§ WHAT TO DO
Copy the lines from the one containing "Extract all elements" through the one containing "100, 970, 508]", swapping "metafield-label" for "detail-label" and leaving everything else untouched.

§ ITEMS
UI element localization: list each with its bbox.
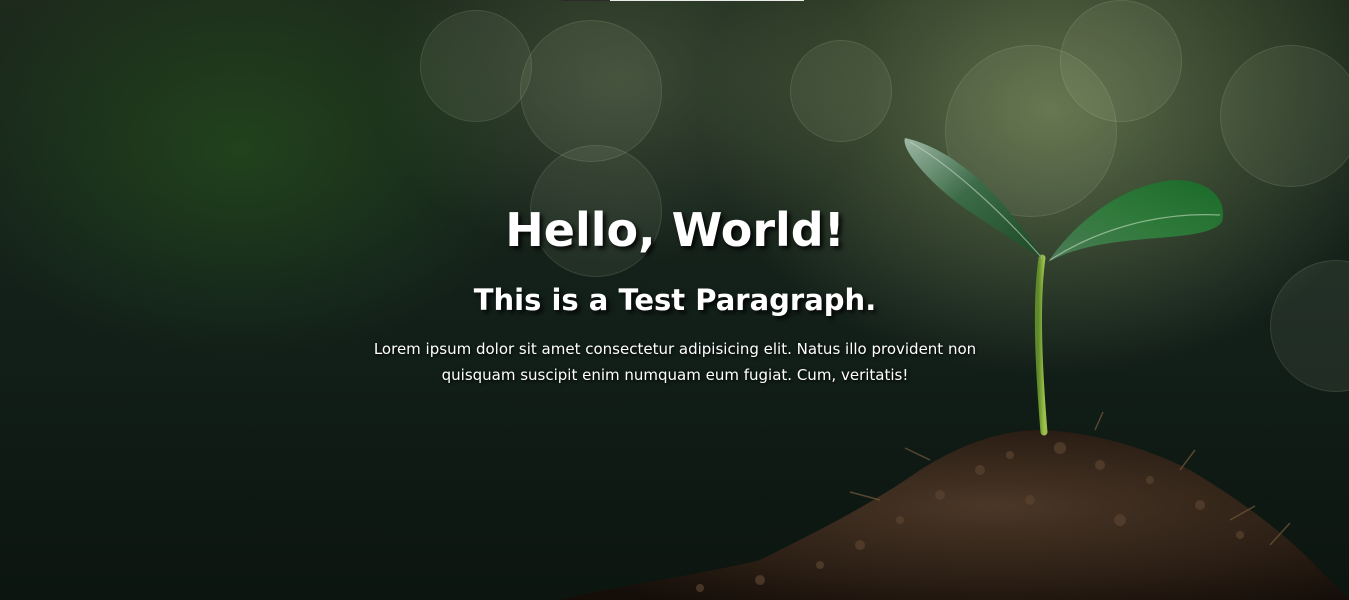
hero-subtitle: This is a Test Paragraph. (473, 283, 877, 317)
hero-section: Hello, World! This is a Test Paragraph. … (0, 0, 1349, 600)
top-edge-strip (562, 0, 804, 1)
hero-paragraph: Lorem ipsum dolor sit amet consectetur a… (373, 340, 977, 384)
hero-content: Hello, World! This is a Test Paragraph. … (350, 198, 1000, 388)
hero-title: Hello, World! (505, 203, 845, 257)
==
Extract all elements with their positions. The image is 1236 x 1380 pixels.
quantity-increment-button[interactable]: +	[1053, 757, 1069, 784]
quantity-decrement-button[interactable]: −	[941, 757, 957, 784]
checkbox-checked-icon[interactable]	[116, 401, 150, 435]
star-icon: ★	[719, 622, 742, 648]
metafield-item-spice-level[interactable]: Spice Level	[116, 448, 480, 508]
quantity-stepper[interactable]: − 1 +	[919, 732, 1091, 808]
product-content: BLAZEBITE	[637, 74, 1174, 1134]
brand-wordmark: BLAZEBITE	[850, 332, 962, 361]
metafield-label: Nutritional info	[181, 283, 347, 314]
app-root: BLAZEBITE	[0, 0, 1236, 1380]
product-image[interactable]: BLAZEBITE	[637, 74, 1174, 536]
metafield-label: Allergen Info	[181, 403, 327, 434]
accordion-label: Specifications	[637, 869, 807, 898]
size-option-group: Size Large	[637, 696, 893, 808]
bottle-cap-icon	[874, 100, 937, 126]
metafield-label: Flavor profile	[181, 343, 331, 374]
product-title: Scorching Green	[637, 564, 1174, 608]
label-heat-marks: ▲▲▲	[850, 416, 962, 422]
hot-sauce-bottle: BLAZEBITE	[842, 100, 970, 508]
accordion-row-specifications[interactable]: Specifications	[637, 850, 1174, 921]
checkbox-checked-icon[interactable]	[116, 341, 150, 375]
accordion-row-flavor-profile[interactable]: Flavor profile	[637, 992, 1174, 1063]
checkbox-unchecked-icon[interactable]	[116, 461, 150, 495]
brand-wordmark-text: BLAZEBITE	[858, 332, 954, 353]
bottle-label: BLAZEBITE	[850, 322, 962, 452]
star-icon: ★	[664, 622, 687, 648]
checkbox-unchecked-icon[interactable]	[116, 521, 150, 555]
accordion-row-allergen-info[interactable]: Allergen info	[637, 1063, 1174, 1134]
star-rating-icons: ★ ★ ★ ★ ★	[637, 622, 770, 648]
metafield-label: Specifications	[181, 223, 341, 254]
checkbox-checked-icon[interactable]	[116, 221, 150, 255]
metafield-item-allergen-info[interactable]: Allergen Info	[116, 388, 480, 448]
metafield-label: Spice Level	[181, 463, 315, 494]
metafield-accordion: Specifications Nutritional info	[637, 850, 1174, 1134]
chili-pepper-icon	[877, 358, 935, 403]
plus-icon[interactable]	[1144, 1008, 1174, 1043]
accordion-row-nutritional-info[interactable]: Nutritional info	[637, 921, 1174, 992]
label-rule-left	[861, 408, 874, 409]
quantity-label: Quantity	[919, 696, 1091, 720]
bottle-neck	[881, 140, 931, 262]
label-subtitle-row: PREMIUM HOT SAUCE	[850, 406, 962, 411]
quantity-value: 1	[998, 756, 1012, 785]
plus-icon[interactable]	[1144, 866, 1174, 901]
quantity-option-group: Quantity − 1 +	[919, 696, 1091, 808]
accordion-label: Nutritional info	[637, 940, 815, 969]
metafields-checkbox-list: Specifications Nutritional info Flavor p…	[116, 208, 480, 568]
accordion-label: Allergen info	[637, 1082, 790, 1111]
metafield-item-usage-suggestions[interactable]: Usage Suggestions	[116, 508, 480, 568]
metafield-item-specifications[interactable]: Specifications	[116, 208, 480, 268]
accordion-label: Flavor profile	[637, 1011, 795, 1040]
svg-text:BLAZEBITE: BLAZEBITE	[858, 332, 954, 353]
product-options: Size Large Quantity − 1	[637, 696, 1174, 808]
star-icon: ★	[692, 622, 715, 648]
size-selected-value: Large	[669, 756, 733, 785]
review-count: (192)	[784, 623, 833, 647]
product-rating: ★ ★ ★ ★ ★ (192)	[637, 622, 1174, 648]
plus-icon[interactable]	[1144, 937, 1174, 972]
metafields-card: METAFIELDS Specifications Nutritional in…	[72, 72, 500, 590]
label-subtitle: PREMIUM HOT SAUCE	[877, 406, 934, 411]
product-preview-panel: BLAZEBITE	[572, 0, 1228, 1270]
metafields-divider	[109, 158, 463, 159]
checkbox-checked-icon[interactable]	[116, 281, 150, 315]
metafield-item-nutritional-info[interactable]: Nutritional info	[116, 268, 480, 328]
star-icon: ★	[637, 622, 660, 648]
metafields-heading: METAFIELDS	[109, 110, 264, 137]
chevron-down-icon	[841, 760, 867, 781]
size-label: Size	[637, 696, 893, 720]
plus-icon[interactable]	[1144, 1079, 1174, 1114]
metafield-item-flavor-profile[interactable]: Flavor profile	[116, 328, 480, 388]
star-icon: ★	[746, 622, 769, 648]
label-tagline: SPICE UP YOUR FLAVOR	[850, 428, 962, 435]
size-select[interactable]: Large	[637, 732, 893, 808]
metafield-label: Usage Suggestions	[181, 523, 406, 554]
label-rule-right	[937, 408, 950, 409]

§ TASK RESPONSE
Extract all elements with their positions. The image is 1236 x 1380 pixels.
quantity-increment-button[interactable]: +	[1053, 757, 1069, 784]
quantity-decrement-button[interactable]: −	[941, 757, 957, 784]
checkbox-checked-icon[interactable]	[116, 401, 150, 435]
star-icon: ★	[719, 622, 742, 648]
metafield-item-spice-level[interactable]: Spice Level	[116, 448, 480, 508]
quantity-stepper[interactable]: − 1 +	[919, 732, 1091, 808]
product-content: BLAZEBITE	[637, 74, 1174, 1134]
brand-wordmark: BLAZEBITE	[850, 332, 962, 361]
detail-label: Nutritional info	[181, 283, 347, 314]
app-root: BLAZEBITE	[0, 0, 1236, 1380]
product-image[interactable]: BLAZEBITE	[637, 74, 1174, 536]
detail-label: Allergen Info	[181, 403, 327, 434]
accordion-label: Specifications	[637, 869, 807, 898]
size-option-group: Size Large	[637, 696, 893, 808]
bottle-cap-icon	[874, 100, 937, 126]
detail-label: Flavor profile	[181, 343, 331, 374]
product-title: Scorching Green	[637, 564, 1174, 608]
label-heat-marks: ▲▲▲	[850, 416, 962, 422]
hot-sauce-bottle: BLAZEBITE	[842, 100, 970, 508]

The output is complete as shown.